## START Exercise input

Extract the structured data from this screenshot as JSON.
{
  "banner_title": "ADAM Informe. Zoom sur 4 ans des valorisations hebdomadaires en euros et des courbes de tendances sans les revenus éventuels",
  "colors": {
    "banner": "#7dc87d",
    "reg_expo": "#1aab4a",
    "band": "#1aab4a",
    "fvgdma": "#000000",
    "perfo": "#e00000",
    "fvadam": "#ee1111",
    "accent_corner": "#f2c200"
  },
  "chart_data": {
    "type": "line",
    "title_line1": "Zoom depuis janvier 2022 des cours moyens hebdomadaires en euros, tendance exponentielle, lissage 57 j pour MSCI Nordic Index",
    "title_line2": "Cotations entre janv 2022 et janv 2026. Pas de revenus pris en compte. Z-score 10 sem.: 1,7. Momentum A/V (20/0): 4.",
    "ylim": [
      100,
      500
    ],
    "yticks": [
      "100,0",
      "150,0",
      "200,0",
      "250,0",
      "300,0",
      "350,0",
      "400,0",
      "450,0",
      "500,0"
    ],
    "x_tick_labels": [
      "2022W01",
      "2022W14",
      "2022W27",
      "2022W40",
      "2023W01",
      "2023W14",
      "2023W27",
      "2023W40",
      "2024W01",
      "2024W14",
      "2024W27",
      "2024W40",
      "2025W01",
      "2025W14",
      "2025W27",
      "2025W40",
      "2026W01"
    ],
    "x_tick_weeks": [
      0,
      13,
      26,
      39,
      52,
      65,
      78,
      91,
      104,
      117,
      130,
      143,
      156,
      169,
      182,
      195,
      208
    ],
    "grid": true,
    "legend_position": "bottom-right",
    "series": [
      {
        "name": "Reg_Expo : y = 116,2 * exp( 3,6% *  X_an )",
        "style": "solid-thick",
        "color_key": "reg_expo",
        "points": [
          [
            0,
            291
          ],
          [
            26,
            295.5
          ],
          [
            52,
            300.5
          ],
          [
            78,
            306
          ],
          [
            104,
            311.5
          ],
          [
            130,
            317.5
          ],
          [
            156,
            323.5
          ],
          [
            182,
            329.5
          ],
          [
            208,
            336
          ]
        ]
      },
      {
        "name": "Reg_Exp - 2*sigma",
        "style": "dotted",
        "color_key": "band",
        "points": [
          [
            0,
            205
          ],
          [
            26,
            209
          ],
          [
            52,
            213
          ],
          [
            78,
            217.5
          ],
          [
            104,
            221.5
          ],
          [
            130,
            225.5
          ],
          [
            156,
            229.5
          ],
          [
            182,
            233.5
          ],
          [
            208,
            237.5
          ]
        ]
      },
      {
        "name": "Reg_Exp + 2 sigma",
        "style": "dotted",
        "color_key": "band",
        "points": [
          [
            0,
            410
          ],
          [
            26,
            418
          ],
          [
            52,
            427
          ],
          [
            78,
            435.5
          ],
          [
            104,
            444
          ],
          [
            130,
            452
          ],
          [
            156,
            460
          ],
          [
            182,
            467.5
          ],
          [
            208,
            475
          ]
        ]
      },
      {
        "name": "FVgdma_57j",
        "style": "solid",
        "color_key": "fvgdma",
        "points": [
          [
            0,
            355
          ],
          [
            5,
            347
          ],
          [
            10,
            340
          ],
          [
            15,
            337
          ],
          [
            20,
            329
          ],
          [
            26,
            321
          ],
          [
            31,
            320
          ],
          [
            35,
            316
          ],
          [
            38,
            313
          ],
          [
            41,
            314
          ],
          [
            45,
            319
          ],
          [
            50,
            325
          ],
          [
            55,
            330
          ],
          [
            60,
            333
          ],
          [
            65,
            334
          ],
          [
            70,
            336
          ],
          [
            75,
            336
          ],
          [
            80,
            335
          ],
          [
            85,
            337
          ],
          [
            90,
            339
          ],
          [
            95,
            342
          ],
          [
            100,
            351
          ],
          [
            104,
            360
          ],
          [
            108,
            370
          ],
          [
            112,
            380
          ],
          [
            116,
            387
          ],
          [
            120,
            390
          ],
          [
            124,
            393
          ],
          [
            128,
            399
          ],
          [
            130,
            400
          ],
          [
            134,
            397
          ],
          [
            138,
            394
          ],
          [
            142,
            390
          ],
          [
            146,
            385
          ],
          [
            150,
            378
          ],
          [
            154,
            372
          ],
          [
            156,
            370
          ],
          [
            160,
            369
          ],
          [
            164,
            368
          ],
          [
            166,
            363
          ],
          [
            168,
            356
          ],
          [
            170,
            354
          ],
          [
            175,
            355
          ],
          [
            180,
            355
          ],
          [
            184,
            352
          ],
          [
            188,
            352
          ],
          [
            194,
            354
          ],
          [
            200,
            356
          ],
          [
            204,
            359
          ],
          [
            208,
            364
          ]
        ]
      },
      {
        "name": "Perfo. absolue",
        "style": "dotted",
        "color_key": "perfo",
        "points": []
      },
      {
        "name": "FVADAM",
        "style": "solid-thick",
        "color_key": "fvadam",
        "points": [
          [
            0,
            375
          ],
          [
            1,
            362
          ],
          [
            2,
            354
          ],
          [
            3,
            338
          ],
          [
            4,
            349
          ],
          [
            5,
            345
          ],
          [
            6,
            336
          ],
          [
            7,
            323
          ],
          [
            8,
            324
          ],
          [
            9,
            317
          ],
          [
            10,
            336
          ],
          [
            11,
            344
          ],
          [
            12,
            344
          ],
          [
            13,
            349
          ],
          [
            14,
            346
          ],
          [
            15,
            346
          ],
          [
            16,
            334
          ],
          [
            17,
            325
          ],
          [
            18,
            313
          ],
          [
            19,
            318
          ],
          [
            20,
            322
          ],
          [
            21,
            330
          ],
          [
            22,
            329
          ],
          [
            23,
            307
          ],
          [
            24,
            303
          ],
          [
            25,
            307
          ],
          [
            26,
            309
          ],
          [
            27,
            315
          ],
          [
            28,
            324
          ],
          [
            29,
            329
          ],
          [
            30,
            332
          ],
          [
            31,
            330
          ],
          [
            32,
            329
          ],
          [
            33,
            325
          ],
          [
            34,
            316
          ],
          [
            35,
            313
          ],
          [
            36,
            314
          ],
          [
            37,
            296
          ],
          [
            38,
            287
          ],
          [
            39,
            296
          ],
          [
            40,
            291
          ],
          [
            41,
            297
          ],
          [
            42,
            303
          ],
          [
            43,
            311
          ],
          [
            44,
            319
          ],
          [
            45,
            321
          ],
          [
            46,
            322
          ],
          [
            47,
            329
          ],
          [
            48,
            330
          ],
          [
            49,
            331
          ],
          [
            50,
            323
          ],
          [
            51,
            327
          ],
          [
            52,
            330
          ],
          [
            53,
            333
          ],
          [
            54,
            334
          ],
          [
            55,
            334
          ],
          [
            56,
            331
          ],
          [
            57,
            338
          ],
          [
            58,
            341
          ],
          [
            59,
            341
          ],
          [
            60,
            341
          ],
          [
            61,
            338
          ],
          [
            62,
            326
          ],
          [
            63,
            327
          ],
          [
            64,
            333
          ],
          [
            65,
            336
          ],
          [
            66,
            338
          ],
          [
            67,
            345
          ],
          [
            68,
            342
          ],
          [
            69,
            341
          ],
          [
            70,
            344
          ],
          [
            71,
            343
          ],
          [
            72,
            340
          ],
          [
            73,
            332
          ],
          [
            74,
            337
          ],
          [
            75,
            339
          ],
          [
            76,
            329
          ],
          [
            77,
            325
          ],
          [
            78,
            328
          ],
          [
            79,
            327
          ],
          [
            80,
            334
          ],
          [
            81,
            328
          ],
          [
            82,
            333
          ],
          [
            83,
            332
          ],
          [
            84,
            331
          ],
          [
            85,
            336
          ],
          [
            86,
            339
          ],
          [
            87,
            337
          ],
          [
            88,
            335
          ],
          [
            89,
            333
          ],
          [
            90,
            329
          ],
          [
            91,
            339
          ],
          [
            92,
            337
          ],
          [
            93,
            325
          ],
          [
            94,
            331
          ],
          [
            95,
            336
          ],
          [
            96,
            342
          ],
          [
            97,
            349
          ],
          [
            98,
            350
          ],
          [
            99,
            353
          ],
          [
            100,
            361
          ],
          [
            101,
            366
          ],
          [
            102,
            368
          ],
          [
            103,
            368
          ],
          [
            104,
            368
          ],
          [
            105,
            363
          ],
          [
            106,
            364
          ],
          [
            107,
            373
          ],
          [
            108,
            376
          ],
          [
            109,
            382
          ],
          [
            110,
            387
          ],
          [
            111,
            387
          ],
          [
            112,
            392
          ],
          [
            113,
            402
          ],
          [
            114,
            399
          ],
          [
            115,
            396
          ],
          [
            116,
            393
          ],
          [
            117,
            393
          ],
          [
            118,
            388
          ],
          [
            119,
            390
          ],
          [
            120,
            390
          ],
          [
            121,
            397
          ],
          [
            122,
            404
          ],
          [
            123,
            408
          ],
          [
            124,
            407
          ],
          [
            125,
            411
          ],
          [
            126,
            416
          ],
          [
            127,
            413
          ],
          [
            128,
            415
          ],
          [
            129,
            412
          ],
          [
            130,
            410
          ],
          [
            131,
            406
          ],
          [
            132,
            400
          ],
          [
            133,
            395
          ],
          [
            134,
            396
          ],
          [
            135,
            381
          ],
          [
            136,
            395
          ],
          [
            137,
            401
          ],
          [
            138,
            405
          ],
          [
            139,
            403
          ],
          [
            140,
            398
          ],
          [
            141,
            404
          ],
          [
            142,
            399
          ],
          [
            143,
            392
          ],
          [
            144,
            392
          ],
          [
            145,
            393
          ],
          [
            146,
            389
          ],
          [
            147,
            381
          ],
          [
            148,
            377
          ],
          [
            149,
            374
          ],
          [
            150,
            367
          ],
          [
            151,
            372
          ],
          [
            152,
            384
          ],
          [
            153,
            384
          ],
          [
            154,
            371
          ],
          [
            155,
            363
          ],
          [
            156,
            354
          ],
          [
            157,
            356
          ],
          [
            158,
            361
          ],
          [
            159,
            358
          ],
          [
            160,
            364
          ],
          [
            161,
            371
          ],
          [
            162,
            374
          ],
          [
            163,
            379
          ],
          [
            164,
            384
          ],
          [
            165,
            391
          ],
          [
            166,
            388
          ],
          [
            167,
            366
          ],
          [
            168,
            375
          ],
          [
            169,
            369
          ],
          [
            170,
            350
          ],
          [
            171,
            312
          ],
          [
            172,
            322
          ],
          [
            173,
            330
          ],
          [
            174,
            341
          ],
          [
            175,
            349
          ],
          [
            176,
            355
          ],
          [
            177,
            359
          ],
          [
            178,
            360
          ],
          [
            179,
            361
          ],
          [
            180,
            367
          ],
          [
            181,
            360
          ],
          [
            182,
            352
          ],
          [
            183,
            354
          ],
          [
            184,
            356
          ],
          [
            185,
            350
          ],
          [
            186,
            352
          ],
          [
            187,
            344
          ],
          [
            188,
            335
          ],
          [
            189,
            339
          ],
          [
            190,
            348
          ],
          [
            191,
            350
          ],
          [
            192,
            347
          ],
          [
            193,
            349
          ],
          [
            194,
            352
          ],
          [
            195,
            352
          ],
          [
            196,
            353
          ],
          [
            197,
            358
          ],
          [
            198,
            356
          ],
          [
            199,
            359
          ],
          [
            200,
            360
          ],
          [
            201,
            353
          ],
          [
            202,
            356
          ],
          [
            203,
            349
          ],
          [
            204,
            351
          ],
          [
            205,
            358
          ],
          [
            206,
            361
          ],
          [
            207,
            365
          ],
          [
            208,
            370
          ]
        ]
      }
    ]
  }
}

## END Exercise input

### Short task
Collect the complete line wherever the string "name" appears in the records.

### Task solution
        "name": "Reg_Expo : y = 116,2 * exp( 3,6% *  X_an )",
        "name": "Reg_Exp - 2*sigma",
        "name": "Reg_Exp + 2 sigma",
        "name": "FVgdma_57j",
        "name": "Perfo. absolue",
        "name": "FVADAM",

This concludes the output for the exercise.